--- DATASET CONTENT ---
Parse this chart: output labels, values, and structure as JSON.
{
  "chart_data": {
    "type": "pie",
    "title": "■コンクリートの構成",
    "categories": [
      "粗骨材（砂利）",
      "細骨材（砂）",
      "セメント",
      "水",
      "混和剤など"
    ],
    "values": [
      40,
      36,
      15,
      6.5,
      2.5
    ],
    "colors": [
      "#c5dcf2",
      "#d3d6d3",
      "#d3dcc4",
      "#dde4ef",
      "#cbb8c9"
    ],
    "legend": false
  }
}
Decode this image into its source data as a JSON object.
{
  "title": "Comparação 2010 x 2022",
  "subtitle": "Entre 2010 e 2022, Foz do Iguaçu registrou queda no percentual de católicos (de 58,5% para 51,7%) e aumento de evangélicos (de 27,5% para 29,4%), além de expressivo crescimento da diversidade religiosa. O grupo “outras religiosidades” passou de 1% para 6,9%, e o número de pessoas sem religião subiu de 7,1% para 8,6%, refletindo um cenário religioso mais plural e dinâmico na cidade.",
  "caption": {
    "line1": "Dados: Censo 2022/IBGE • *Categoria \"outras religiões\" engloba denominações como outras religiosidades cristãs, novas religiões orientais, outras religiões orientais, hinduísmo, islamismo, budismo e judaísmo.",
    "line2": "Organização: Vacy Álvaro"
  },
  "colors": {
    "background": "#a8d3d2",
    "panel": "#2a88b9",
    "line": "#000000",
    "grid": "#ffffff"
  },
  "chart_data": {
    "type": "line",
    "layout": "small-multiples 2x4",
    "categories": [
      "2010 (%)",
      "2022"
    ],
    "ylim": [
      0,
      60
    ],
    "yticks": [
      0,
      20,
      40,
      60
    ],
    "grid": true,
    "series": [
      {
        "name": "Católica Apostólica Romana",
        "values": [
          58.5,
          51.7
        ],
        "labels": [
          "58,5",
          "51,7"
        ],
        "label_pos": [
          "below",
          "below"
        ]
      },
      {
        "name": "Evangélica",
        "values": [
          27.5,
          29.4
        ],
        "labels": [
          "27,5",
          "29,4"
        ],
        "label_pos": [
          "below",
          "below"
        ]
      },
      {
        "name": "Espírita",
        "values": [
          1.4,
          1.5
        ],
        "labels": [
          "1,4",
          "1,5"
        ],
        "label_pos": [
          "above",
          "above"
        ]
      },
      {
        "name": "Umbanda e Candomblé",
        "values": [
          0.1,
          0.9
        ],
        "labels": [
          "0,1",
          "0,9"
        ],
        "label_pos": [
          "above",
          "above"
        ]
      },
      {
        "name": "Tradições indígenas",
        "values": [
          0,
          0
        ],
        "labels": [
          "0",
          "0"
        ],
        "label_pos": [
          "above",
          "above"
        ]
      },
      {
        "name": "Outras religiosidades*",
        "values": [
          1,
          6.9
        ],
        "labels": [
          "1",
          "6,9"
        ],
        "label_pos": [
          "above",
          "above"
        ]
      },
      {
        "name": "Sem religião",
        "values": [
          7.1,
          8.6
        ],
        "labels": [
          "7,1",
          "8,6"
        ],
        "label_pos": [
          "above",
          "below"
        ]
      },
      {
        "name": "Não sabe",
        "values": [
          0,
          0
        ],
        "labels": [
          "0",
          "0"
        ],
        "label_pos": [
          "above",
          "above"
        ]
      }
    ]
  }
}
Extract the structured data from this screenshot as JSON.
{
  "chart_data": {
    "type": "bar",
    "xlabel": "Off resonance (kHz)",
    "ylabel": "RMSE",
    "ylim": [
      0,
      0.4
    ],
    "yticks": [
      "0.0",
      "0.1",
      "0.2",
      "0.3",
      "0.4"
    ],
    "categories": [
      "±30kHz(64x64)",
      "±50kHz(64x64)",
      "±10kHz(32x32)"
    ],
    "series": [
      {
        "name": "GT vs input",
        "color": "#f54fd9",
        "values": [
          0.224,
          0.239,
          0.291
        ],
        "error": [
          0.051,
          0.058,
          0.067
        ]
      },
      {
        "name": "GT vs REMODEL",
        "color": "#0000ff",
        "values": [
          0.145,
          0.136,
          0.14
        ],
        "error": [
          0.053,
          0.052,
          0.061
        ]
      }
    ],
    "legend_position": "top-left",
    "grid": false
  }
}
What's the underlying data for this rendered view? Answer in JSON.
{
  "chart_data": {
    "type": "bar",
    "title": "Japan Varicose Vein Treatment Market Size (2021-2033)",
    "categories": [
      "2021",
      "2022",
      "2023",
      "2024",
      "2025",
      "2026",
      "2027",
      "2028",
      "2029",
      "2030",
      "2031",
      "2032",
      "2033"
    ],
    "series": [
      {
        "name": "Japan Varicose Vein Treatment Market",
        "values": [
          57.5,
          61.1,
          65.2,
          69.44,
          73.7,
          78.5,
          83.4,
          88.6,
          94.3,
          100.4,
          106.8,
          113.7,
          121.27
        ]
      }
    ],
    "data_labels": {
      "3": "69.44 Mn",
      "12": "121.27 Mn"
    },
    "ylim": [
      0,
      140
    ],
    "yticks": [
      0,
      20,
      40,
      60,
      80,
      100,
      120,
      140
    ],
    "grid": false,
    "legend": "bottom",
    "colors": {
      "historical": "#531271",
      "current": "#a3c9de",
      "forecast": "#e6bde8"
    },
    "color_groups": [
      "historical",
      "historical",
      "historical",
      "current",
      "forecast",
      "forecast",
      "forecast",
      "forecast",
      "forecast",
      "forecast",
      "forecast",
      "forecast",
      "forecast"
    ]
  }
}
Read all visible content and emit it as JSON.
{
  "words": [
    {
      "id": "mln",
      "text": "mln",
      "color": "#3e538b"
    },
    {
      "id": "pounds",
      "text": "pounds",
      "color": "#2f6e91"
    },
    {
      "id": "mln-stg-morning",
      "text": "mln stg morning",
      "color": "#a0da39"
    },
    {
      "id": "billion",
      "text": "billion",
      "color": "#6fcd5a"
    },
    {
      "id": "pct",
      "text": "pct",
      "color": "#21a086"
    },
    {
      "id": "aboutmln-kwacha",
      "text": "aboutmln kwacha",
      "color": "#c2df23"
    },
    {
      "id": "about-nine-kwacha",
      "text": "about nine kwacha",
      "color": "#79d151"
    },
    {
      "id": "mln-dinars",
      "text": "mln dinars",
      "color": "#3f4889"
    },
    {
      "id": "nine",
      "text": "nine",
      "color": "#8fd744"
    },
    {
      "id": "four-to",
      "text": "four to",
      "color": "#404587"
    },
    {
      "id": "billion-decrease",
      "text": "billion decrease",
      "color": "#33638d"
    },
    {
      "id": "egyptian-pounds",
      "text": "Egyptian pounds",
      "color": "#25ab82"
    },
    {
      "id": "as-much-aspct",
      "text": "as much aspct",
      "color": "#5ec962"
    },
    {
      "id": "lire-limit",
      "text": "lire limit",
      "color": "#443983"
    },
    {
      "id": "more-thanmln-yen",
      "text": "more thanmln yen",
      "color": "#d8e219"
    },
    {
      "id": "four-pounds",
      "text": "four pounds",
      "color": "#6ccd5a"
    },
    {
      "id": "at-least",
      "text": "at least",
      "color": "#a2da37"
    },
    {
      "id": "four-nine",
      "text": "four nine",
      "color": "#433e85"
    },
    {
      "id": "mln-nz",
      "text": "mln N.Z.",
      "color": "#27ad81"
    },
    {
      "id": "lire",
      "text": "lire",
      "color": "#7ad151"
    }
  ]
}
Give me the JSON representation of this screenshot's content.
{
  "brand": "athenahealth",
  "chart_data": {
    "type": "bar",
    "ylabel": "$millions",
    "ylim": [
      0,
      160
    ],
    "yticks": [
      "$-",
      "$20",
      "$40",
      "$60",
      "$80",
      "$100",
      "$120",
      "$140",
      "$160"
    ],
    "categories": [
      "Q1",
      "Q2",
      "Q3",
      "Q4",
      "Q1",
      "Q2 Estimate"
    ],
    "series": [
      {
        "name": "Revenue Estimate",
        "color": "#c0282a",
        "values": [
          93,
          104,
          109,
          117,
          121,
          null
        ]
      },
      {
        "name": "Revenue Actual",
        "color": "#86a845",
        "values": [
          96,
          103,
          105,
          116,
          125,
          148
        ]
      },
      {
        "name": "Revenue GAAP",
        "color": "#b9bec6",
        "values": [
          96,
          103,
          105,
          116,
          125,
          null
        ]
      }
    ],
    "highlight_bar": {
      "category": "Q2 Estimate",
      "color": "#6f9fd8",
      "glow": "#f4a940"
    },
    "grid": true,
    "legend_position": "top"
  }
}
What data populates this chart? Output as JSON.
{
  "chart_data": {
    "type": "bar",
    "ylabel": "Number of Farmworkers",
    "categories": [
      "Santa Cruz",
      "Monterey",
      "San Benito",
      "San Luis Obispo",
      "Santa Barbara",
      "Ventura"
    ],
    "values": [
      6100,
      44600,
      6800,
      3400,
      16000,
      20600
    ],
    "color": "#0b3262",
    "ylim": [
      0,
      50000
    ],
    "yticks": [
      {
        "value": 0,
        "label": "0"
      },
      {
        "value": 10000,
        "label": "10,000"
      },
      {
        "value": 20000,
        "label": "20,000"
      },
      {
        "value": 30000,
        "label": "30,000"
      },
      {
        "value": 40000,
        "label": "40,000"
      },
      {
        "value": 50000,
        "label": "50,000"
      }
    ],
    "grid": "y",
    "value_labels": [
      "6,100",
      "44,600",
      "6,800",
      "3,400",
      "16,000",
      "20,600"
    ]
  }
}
---
## REQUIREMENT
Look through the listing above. Pick out each line with "kwacha" and copy it.

## ANSWER TO THE PROBLEM
      "id": "aboutmln-kwacha",
      "text": "aboutmln kwacha",
      "id": "about-nine-kwacha",
      "text": "about nine kwacha",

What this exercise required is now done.